*** EXCERPTED TEXT Section Begins ***
Article Text
Abstract
Introduction The decision to deliver transfusions to patients who are receiving palliative care is complex, where they may be of variable benefit especially towards the end of life. We describe a case of a gentleman with metastatic castrate resistant prostate cancer presenting with non-resolving active bleeding gastrointestinal tract, and discuss the ethical considerations attached to the issue of continued blood transfusions in the palliative setting.
Case Report Mr W is a 67-year-old Chinese male with CRPC that progressed despite anti-androgen therapy, bilateral orchidectomy and radiotherapy. He presented with melena and a haemoglobin level of 3.9g/dL. He was started on proton-pump inhibitors and red blood cells transfusions. He remained comfortable throughout his admission. His condition was complicated by a NSTEMI, urinary tract infection and acute kidney injury. He was reviewed by Cardiology who deemed him not a suitable candidate for cardiac interventions nor anti platelet therapy in view of his active BGIT.
*** EXCERPTED TEXT Section Ends ***
*** SUPPLIED RECORDS Section Begins ***
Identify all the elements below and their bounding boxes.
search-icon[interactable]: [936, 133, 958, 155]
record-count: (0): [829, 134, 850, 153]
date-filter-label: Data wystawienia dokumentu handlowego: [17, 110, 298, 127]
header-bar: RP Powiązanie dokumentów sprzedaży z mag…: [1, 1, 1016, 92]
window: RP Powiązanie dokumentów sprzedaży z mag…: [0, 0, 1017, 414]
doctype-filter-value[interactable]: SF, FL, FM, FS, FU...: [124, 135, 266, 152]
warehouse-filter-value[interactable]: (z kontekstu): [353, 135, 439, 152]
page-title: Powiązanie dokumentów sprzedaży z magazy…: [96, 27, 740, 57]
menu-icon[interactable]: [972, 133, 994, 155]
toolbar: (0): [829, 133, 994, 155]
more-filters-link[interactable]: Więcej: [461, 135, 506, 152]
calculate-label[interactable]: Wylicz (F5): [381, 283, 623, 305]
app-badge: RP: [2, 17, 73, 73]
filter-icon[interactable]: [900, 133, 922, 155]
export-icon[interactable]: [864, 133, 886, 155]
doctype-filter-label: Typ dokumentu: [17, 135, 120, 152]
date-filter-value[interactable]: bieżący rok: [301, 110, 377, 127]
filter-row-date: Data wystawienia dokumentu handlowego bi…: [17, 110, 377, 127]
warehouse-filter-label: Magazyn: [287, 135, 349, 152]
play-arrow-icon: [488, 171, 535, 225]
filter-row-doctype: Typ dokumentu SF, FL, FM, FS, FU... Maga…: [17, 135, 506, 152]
*** SUPPLIED RECORDS Section Ends ***
* REQUIRED WORK
A. Do these statements agree with the prostate cancer case report? For each, answer yes or no and quote the deciding words. (i) Mr W is a 67-year-old Chinese male. (ii) Mr W presented with vomiting of blood. (iii) Cardiology judged Mr W a suitable candidate for anti platelet therapy.
B. Can you go on with the prostate cancer case report, starting after its last sentence?

* TASK-BY-TASK OUTPUTS
A.
(i) Yes: "Mr W is a 67-year-old Chinese male"
(ii) No: "He presented with melena and a haemoglobin level of 3.9g/dL."
(iii) No: "deemed him not a suitable candidate for cardiac interventions nor anti platelet therapy in view of his active BGIT"

B.
His echocardiography revealed a reduced ejection fraction of 37%; he developed fluid overload and required intravenous diuresis. He was assessed to be a high risk for esophagogastroduodenoscopy considering his NSTEMI. He remained ambivalent when broached about continuation of blood transfusions, while his family felt that withholding transfusions was akin to ‘giving up’. Mr W continued to have daily melena and was supported with blood transfusions every other day, to pace with family members to come to acceptance. Eventually they were agreeable with the medical recommendation to discontinue further blood transfusions and he was discharged back home with home hospice support.
Discussion This case raises the ethical dilemma of blood transfusions despite medical futility, while balancing the family’s maintenance of hope. The Jonsen’s Four Box Method (figure 1)1 enables physicians to navigate a holistic approach.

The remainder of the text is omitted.